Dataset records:
....................
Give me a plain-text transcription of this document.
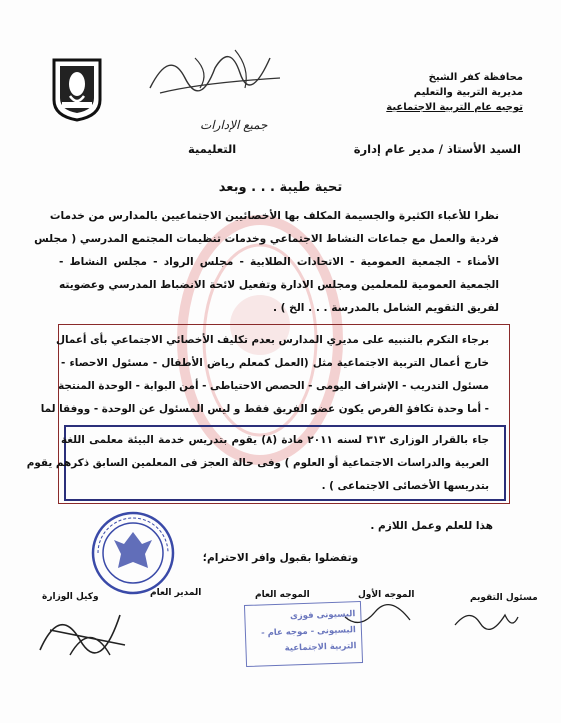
محافظة كفر الشيخ
مديرية التربية والتعليم
توجيه عام التربية الاجتماعية
جميع الإدارات
السيد الأستاذ / مدير عام إدارة
التعليمية
تحية طيبة . . . وبعد
نظرا للأعباء الكثيرة والجسيمة المكلف بها الأخصائيين الاجتماعيين بالمدارس من خدمات
فردية والعمل مع جماعات النشاط الاجتماعي وخدمات تنظيمات المجتمع المدرسي ( مجلس
الأمناء - الجمعية العمومية - الاتحادات الطلابية - مجلس الرواد - مجلس النشاط -
الجمعية العمومية للمعلمين ومجلس الادارة وتفعيل لائحة الانضباط المدرسي وعضويته
لفريق التقويم الشامل بالمدرسة . . . الخ ) .
برجاء التكرم بالتنبيه على مديري المدارس بعدم تكليف الأخصائي الاجتماعي بأى أعمال
خارج أعمال التربية الاجتماعية مثل (العمل كمعلم رياض الأطفال - مسئول الاحصاء -
مسئول التدريب - الإشراف اليومى - الحصص الاحتياطى - أمن البوابة - الوحدة المنتجة
- أما وحدة تكافؤ الفرص يكون عضو الفريق فقط و ليس المسئول عن الوحدة - ووفقا لما
جاء بالقرار الوزارى ٣١٣ لسنه ٢٠١١ مادة (٨) يقوم بتدريس خدمة البيئة معلمى اللغة
العربية والدراسات الاجتماعية أو العلوم ) وفى حالة العجز فى المعلمين السابق ذكرهم يقوم
بتدريسها الأخصائى الاجتماعى ) .
هذا للعلم وعمل اللازم .
وتفضلوا بقبول وافر الاحترام؛
مسئول التقويم
الموجه الأول
الموجه العام
المدير العام
وكيل الوزارة
البسيونى فوزى البسيونى - موجه عام - التربية الاجتماعية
....................
What you are asked to do: Repeat all the data as it stands, dropping any images it holds.

Answer to the problem:
Give me a plain-text transcription of this document.
محافظة كفر الشيخ
مديرية التربية والتعليم
توجيه عام التربية الاجتماعية
جميع الإدارات
السيد الأستاذ / مدير عام إدارة
التعليمية
تحية طيبة . . . وبعد
نظرا للأعباء الكثيرة والجسيمة المكلف بها الأخصائيين الاجتماعيين بالمدارس من خدمات
فردية والعمل مع جماعات النشاط الاجتماعي وخدمات تنظيمات المجتمع المدرسي ( مجلس
الأمناء - الجمعية العمومية - الاتحادات الطلابية - مجلس الرواد - مجلس النشاط -
الجمعية العمومية للمعلمين ومجلس الادارة وتفعيل لائحة الانضباط المدرسي وعضويته
لفريق التقويم الشامل بالمدرسة . . . الخ ) .
برجاء التكرم بالتنبيه على مديري المدارس بعدم تكليف الأخصائي الاجتماعي بأى أعمال
خارج أعمال التربية الاجتماعية مثل (العمل كمعلم رياض الأطفال - مسئول الاحصاء -
مسئول التدريب - الإشراف اليومى - الحصص الاحتياطى - أمن البوابة - الوحدة المنتجة
- أما وحدة تكافؤ الفرص يكون عضو الفريق فقط و ليس المسئول عن الوحدة - ووفقا لما
جاء بالقرار الوزارى ٣١٣ لسنه ٢٠١١ مادة (٨) يقوم بتدريس خدمة البيئة معلمى اللغة
العربية والدراسات الاجتماعية أو العلوم ) وفى حالة العجز فى المعلمين السابق ذكرهم يقوم
بتدريسها الأخصائى الاجتماعى ) .
هذا للعلم وعمل اللازم .
وتفضلوا بقبول وافر الاحترام؛
مسئول التقويم
الموجه الأول
الموجه العام
المدير العام
وكيل الوزارة
البسيونى فوزى البسيونى - موجه عام - التربية الاجتماعية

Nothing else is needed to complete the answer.